# SUPPLIED DATA start

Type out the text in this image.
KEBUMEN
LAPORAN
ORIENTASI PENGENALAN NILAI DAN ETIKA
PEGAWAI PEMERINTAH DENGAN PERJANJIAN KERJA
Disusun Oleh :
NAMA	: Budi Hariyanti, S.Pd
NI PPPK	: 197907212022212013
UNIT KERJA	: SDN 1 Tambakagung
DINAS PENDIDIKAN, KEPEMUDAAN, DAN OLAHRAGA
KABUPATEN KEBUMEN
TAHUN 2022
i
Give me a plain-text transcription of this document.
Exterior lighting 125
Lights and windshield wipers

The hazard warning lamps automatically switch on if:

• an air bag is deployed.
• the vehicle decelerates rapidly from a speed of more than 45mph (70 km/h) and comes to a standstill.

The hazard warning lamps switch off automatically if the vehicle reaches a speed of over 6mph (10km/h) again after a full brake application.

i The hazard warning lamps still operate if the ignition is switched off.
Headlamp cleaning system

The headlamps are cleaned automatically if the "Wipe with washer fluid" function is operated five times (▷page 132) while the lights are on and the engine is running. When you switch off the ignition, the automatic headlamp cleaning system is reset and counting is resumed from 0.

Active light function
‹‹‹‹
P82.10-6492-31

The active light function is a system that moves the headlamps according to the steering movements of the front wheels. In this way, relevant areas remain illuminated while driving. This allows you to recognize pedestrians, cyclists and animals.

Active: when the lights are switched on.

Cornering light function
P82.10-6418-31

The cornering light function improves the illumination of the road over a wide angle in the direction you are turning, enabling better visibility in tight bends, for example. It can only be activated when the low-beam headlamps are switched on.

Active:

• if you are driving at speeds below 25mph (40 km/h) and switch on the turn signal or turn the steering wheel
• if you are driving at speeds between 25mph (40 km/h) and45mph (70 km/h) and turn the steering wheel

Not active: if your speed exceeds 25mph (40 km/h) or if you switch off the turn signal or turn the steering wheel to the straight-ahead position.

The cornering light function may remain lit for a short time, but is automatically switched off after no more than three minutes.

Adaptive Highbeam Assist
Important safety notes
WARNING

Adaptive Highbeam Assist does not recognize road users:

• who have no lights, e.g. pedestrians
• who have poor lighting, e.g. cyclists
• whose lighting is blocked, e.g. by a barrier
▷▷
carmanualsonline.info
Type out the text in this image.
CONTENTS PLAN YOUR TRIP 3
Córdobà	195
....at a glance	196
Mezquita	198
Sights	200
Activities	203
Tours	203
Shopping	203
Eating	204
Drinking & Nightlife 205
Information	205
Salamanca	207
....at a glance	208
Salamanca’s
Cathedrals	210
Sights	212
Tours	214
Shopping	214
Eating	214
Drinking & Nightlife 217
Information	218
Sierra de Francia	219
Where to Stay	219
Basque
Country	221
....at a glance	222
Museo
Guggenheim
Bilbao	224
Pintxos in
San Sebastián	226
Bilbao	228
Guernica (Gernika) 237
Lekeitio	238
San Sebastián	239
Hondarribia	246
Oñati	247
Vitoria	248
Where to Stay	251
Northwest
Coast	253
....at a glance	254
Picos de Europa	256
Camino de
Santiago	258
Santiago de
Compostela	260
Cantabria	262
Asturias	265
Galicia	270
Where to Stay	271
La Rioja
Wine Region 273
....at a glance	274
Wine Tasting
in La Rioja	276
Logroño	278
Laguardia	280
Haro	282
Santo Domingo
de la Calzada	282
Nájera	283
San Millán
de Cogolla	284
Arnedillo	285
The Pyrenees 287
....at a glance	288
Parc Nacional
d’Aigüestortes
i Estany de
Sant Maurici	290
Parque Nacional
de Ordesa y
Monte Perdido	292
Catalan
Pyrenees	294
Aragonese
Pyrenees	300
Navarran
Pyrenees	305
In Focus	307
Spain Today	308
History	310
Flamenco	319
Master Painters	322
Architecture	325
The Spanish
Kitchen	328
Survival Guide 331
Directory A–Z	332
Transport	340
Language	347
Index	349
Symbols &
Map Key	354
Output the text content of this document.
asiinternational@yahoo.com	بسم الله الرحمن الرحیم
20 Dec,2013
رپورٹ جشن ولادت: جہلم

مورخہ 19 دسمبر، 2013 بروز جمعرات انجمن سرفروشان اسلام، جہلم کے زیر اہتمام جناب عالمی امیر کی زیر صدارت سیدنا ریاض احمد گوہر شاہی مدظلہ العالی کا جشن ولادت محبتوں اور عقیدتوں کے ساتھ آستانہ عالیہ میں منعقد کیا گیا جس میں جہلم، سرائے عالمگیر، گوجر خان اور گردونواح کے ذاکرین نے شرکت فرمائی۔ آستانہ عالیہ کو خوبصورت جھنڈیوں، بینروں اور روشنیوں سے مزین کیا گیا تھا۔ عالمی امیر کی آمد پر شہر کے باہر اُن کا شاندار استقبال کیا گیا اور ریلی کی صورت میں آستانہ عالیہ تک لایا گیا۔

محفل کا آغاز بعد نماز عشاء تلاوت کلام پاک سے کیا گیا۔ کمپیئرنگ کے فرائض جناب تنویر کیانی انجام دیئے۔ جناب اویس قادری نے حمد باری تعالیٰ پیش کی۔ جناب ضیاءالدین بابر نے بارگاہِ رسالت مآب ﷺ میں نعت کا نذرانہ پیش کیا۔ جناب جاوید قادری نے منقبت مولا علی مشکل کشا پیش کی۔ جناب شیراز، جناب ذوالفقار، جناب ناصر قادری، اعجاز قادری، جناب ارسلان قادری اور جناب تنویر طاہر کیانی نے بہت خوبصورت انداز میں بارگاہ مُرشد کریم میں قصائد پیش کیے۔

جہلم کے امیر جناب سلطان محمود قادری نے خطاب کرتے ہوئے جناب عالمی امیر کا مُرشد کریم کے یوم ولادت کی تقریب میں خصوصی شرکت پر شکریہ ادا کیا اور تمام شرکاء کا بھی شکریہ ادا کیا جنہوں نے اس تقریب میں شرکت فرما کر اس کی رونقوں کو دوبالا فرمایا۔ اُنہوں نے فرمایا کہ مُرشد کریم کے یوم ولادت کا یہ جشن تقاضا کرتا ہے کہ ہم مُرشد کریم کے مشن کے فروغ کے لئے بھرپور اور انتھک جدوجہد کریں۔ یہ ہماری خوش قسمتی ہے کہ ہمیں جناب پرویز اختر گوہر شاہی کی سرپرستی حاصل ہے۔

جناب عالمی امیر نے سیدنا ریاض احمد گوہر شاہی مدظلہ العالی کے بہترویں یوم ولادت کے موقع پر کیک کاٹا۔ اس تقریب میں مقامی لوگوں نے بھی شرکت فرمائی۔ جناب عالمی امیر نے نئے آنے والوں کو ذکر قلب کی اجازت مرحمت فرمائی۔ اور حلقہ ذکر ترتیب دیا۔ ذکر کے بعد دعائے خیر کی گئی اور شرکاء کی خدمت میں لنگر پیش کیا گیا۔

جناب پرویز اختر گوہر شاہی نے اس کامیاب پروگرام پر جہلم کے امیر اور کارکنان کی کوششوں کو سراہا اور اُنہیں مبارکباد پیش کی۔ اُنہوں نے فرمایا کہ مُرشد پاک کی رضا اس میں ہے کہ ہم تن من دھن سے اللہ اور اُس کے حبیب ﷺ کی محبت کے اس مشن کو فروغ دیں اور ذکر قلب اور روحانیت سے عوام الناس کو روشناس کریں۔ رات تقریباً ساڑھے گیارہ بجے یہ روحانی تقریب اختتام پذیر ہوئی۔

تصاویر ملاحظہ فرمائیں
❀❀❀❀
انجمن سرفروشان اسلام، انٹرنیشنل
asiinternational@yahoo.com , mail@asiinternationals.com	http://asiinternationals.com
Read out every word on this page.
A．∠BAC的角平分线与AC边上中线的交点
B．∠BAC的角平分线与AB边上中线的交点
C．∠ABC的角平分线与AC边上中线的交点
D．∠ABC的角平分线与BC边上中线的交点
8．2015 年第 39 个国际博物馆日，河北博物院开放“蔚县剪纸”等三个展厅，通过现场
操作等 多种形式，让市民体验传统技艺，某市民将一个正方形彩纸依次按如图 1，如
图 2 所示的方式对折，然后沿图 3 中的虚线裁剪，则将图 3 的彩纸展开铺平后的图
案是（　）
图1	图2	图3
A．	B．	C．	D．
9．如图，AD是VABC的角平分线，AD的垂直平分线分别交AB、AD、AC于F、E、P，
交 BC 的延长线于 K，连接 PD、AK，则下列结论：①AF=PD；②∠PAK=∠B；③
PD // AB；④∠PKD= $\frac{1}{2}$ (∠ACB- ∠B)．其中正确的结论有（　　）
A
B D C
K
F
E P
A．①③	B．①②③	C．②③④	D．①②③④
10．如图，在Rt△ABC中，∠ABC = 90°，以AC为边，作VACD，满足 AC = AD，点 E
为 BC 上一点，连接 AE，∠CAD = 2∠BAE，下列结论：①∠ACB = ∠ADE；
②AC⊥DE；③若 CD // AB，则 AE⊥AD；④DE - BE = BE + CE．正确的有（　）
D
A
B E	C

# SUPPLIED DATA end

EXERCISE:
Find every line in the records above that contains the word "Stay", and copy each one.

COMPLETED TASK:
Where to Stay	219
Where to Stay	251
Where to Stay	271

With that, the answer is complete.